··· Provided information
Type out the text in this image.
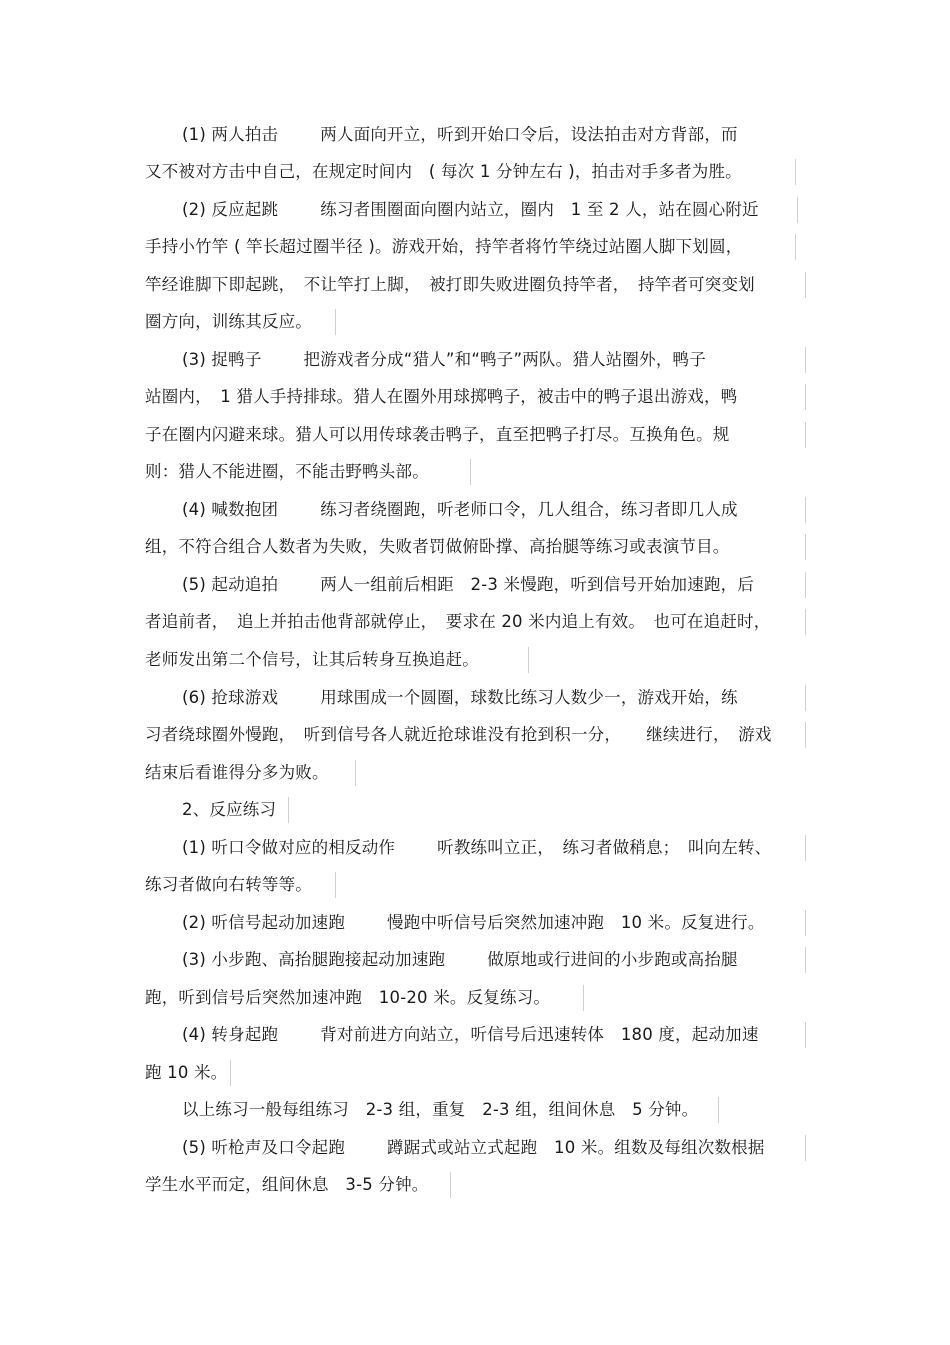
(1) 两人拍击	两人面向开立，听到开始口令后，设法拍击对方背部，而
又不被对方击中自己，在规定时间内　( 每次 1 分钟左右 )，拍击对手多者为胜。
(2) 反应起跳	练习者围圈面向圈内站立，圈内　1 至 2 人，站在圆心附近
手持小竹竿 ( 竿长超过圈半径 )。游戏开始，持竿者将竹竿绕过站圈人脚下划圆，
竿经谁脚下即起跳，　不让竿打上脚，　被打即失败进圈负持竿者，　持竿者可突变划
圈方向，训练其反应。
(3) 捉鸭子	把游戏者分成“猎人”和“鸭子”两队。猎人站圈外，鸭子
站圈内，　1 猎人手持排球。猎人在圈外用球掷鸭子，被击中的鸭子退出游戏，鸭
子在圈内闪避来球。猎人可以用传球袭击鸭子，直至把鸭子打尽。互换角色。规
则：猎人不能进圈，不能击野鸭头部。
(4) 喊数抱团	练习者绕圈跑，听老师口令，几人组合，练习者即几人成
组，不符合组合人数者为失败，失败者罚做俯卧撑、高抬腿等练习或表演节目。
(5) 起动追拍	两人一组前后相距　2-3 米慢跑，听到信号开始加速跑，后
者追前者，　追上并拍击他背部就停止，　要求在 20 米内追上有效。　也可在追赶时，
老师发出第二个信号，让其后转身互换追赶。
(6) 抢球游戏	用球围成一个圆圈，球数比练习人数少一，游戏开始，练
习者绕球圈外慢跑，　听到信号各人就近抢球谁没有抢到积一分，　　继续进行，　游戏
结束后看谁得分多为败。
2、反应练习
(1) 听口令做对应的相反动作	听教练叫立正，　练习者做稍息；　叫向左转、
练习者做向右转等等。
(2) 听信号起动加速跑	慢跑中听信号后突然加速冲跑　10 米。反复进行。
(3) 小步跑、高抬腿跑接起动加速跑	做原地或行进间的小步跑或高抬腿
跑，听到信号后突然加速冲跑　10-20 米。反复练习。
(4) 转身起跑	背对前进方向站立，听信号后迅速转体　180 度，起动加速
跑 10 米。
以上练习一般每组练习　2-3 组，重复　2-3 组，组间休息　5 分钟。
(5) 听枪声及口令起跑	蹲踞式或站立式起跑　10 米。组数及每组次数根据
学生水平而定，组间休息　3-5 分钟。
······
> _Problem statement_
Using the material above, retype each entry exactly and omit the pictures.

> _Correct response_
Type out the text in this image.
(1) 两人拍击	两人面向开立，听到开始口令后，设法拍击对方背部，而
又不被对方击中自己，在规定时间内　( 每次 1 分钟左右 )，拍击对手多者为胜。
(2) 反应起跳	练习者围圈面向圈内站立，圈内　1 至 2 人，站在圆心附近
手持小竹竿 ( 竿长超过圈半径 )。游戏开始，持竿者将竹竿绕过站圈人脚下划圆，
竿经谁脚下即起跳，　不让竿打上脚，　被打即失败进圈负持竿者，　持竿者可突变划
圈方向，训练其反应。
(3) 捉鸭子	把游戏者分成“猎人”和“鸭子”两队。猎人站圈外，鸭子
站圈内，　1 猎人手持排球。猎人在圈外用球掷鸭子，被击中的鸭子退出游戏，鸭
子在圈内闪避来球。猎人可以用传球袭击鸭子，直至把鸭子打尽。互换角色。规
则：猎人不能进圈，不能击野鸭头部。
(4) 喊数抱团	练习者绕圈跑，听老师口令，几人组合，练习者即几人成
组，不符合组合人数者为失败，失败者罚做俯卧撑、高抬腿等练习或表演节目。
(5) 起动追拍	两人一组前后相距　2-3 米慢跑，听到信号开始加速跑，后
者追前者，　追上并拍击他背部就停止，　要求在 20 米内追上有效。　也可在追赶时，
老师发出第二个信号，让其后转身互换追赶。
(6) 抢球游戏	用球围成一个圆圈，球数比练习人数少一，游戏开始，练
习者绕球圈外慢跑，　听到信号各人就近抢球谁没有抢到积一分，　　继续进行，　游戏
结束后看谁得分多为败。
2、反应练习
(1) 听口令做对应的相反动作	听教练叫立正，　练习者做稍息；　叫向左转、
练习者做向右转等等。
(2) 听信号起动加速跑	慢跑中听信号后突然加速冲跑　10 米。反复进行。
(3) 小步跑、高抬腿跑接起动加速跑	做原地或行进间的小步跑或高抬腿
跑，听到信号后突然加速冲跑　10-20 米。反复练习。
(4) 转身起跑	背对前进方向站立，听信号后迅速转体　180 度，起动加速
跑 10 米。
以上练习一般每组练习　2-3 组，重复　2-3 组，组间休息　5 分钟。
(5) 听枪声及口令起跑	蹲踞式或站立式起跑　10 米。组数及每组次数根据
学生水平而定，组间休息　3-5 分钟。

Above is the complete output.